### Exercise requirements
Scan the records for the string "Architectural"; copy each line where it occurs.

[Extracted data entries]
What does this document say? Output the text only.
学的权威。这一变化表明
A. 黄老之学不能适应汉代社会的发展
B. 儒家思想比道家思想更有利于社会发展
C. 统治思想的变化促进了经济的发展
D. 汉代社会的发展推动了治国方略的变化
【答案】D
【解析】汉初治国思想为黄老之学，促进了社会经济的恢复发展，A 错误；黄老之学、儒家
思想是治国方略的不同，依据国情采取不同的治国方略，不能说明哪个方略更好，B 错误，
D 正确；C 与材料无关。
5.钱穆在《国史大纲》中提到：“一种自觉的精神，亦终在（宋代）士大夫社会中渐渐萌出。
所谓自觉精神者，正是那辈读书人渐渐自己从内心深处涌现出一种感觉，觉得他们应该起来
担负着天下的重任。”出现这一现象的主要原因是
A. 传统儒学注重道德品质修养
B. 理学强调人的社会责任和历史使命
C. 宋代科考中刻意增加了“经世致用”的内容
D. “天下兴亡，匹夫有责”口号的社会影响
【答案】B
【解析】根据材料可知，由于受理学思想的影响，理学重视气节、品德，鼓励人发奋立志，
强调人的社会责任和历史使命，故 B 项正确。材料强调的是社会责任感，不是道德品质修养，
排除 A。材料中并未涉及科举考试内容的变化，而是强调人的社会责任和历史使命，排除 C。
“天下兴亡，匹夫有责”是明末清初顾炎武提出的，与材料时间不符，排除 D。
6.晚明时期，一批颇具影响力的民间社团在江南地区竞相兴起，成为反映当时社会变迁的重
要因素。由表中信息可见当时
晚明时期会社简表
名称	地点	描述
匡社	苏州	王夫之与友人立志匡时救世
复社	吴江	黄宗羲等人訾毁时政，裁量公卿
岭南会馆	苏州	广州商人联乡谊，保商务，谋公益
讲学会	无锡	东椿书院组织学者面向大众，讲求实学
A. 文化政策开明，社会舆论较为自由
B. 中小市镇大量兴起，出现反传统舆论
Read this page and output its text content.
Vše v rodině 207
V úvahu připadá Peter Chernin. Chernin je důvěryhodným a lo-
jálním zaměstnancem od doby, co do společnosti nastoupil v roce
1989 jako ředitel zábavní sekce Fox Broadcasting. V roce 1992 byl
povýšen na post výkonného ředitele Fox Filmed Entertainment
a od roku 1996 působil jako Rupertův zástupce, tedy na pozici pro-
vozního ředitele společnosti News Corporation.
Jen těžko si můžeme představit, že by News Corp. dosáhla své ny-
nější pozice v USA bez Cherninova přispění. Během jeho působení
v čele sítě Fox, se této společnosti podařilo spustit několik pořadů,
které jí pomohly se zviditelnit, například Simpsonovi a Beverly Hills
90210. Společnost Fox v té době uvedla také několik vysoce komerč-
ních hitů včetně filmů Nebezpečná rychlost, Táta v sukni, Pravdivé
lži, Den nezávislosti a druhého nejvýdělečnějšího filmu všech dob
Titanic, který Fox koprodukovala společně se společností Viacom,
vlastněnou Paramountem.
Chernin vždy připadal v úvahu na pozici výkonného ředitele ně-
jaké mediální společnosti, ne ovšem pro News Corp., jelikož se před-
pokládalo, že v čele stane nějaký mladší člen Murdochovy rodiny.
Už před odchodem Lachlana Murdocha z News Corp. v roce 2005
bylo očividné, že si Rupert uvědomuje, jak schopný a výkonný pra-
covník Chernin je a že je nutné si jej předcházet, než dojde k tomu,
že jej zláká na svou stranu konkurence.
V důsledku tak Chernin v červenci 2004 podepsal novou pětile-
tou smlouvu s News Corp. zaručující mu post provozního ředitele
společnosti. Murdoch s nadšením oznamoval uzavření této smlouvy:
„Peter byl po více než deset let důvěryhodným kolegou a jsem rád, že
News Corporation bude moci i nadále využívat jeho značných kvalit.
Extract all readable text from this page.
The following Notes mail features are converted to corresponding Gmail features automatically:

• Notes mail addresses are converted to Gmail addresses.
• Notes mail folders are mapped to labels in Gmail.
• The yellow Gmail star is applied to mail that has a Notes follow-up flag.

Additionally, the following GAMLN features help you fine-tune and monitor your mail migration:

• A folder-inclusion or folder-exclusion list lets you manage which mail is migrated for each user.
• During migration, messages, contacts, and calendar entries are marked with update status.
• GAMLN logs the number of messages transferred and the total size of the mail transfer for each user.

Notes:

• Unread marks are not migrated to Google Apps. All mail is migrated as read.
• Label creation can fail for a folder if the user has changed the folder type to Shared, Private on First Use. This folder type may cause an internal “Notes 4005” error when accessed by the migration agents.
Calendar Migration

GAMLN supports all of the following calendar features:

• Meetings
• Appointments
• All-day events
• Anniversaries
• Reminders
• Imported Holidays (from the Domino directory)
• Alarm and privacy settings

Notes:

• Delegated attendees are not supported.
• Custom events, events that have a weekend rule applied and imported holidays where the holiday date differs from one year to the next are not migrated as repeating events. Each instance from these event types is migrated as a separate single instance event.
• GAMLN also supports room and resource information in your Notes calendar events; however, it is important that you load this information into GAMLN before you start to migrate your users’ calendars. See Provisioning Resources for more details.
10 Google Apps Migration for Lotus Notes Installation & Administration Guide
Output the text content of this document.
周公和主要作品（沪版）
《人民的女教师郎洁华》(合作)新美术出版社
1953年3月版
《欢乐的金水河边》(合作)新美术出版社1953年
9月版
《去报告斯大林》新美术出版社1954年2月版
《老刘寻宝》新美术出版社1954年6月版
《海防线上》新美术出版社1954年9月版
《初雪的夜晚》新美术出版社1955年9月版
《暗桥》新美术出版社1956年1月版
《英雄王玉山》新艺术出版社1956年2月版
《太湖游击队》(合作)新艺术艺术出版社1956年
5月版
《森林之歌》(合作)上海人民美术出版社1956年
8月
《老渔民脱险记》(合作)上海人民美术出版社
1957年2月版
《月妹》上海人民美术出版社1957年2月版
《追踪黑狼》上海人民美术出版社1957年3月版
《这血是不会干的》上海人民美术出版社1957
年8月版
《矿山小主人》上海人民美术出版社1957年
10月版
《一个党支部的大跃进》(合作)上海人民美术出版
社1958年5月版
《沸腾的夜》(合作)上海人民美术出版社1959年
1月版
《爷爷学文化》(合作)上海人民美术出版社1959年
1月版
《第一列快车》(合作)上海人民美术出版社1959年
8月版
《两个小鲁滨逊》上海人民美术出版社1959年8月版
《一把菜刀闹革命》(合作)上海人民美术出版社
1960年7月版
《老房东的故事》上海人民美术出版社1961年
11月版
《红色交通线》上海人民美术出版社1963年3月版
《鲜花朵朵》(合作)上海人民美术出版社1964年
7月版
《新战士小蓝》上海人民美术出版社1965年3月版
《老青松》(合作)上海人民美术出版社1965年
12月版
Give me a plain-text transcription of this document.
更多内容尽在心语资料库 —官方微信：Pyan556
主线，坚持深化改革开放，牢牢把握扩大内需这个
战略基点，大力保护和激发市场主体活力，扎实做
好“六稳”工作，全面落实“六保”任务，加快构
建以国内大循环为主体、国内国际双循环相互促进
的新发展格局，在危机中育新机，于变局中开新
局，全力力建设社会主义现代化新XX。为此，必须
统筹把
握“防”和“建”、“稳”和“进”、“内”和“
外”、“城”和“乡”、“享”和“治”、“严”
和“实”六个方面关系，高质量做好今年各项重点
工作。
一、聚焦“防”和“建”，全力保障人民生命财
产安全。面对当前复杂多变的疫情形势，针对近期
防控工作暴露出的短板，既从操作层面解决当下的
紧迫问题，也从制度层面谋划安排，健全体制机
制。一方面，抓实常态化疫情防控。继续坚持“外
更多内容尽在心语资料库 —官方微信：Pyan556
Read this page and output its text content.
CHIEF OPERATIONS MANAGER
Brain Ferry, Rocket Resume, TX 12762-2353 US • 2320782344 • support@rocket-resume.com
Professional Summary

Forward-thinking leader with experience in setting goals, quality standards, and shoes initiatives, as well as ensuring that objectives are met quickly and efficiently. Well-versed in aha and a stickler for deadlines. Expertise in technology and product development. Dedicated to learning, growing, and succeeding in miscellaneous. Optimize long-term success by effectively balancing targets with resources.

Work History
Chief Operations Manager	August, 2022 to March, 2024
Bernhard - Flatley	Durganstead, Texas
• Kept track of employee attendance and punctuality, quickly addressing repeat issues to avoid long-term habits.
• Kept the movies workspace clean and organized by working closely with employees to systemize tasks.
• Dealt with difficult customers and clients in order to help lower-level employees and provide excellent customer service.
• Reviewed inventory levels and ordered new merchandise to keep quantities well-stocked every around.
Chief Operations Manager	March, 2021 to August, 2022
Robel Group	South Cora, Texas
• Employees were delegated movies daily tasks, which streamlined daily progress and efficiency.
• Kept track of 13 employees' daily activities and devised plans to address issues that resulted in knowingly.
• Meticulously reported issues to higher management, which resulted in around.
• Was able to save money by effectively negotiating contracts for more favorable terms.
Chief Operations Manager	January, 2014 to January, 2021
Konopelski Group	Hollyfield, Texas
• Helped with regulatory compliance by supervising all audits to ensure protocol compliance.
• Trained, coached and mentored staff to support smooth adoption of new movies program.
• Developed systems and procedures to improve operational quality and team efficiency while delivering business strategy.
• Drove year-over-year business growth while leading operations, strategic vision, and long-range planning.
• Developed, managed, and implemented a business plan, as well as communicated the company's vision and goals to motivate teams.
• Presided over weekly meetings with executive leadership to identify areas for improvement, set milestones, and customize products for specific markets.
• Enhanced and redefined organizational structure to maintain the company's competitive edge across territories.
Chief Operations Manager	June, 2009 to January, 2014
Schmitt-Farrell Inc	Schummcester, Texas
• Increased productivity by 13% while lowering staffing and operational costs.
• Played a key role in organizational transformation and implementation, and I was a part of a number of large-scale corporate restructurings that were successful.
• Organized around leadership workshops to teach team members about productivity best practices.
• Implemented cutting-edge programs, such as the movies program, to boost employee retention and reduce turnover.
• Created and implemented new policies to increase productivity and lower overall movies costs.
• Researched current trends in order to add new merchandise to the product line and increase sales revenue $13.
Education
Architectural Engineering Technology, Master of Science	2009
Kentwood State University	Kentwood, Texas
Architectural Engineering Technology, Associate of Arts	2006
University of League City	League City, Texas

### Exercise answer
Architectural Engineering Technology, Master of Science	2009
Architectural Engineering Technology, Associate of Arts	2006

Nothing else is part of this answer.